[start DATASET]

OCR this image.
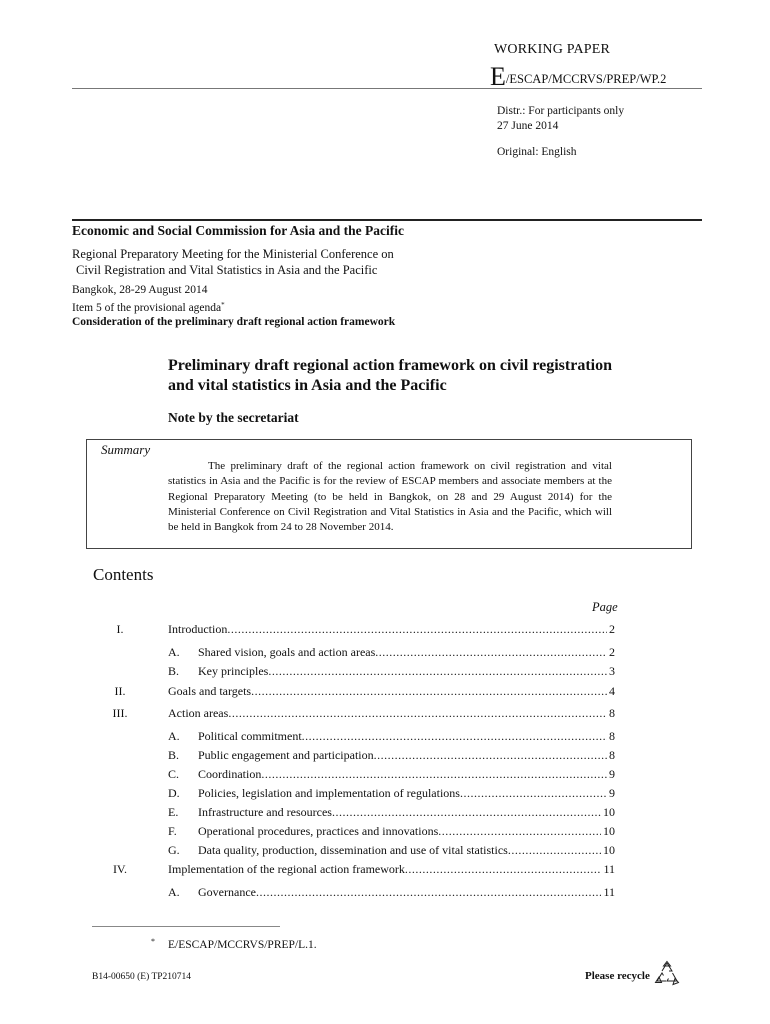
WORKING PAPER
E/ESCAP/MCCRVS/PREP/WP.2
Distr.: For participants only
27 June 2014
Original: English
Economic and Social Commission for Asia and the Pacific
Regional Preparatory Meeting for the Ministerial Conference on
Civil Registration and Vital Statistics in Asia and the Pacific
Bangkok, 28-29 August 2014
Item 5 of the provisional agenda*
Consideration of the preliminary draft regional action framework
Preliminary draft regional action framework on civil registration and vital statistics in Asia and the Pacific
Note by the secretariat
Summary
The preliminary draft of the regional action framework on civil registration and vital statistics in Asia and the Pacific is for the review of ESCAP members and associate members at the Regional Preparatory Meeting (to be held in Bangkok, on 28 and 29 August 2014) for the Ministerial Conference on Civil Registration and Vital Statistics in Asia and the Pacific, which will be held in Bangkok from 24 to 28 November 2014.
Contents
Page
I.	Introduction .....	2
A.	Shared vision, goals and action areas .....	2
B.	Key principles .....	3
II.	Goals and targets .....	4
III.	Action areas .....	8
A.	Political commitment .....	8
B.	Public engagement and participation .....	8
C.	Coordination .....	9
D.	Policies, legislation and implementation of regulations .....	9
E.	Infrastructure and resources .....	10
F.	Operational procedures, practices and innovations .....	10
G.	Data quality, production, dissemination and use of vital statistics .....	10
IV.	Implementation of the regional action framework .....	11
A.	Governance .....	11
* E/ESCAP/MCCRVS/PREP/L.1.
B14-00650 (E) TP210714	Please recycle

[end DATASET]

> [WHAT IS ASKED] Return all of the entries word for word, but omit the pictures.

> [SOLVED EXERCISE]
OCR this image.
WORKING PAPER
E/ESCAP/MCCRVS/PREP/WP.2
Distr.: For participants only
27 June 2014
Original: English
Economic and Social Commission for Asia and the Pacific
Regional Preparatory Meeting for the Ministerial Conference on
Civil Registration and Vital Statistics in Asia and the Pacific
Bangkok, 28-29 August 2014
Item 5 of the provisional agenda*
Consideration of the preliminary draft regional action framework
Preliminary draft regional action framework on civil registration and vital statistics in Asia and the Pacific
Note by the secretariat
Summary
The preliminary draft of the regional action framework on civil registration and vital statistics in Asia and the Pacific is for the review of ESCAP members and associate members at the Regional Preparatory Meeting (to be held in Bangkok, on 28 and 29 August 2014) for the Ministerial Conference on Civil Registration and Vital Statistics in Asia and the Pacific, which will be held in Bangkok from 24 to 28 November 2014.
Contents
Page
I.	Introduction .....	2
A.	Shared vision, goals and action areas .....	2
B.	Key principles .....	3
II.	Goals and targets .....	4
III.	Action areas .....	8
A.	Political commitment .....	8
B.	Public engagement and participation .....	8
C.	Coordination .....	9
D.	Policies, legislation and implementation of regulations .....	9
E.	Infrastructure and resources .....	10
F.	Operational procedures, practices and innovations .....	10
G.	Data quality, production, dissemination and use of vital statistics .....	10
IV.	Implementation of the regional action framework .....	11
A.	Governance .....	11
* E/ESCAP/MCCRVS/PREP/L.1.
B14-00650 (E) TP210714	Please recycle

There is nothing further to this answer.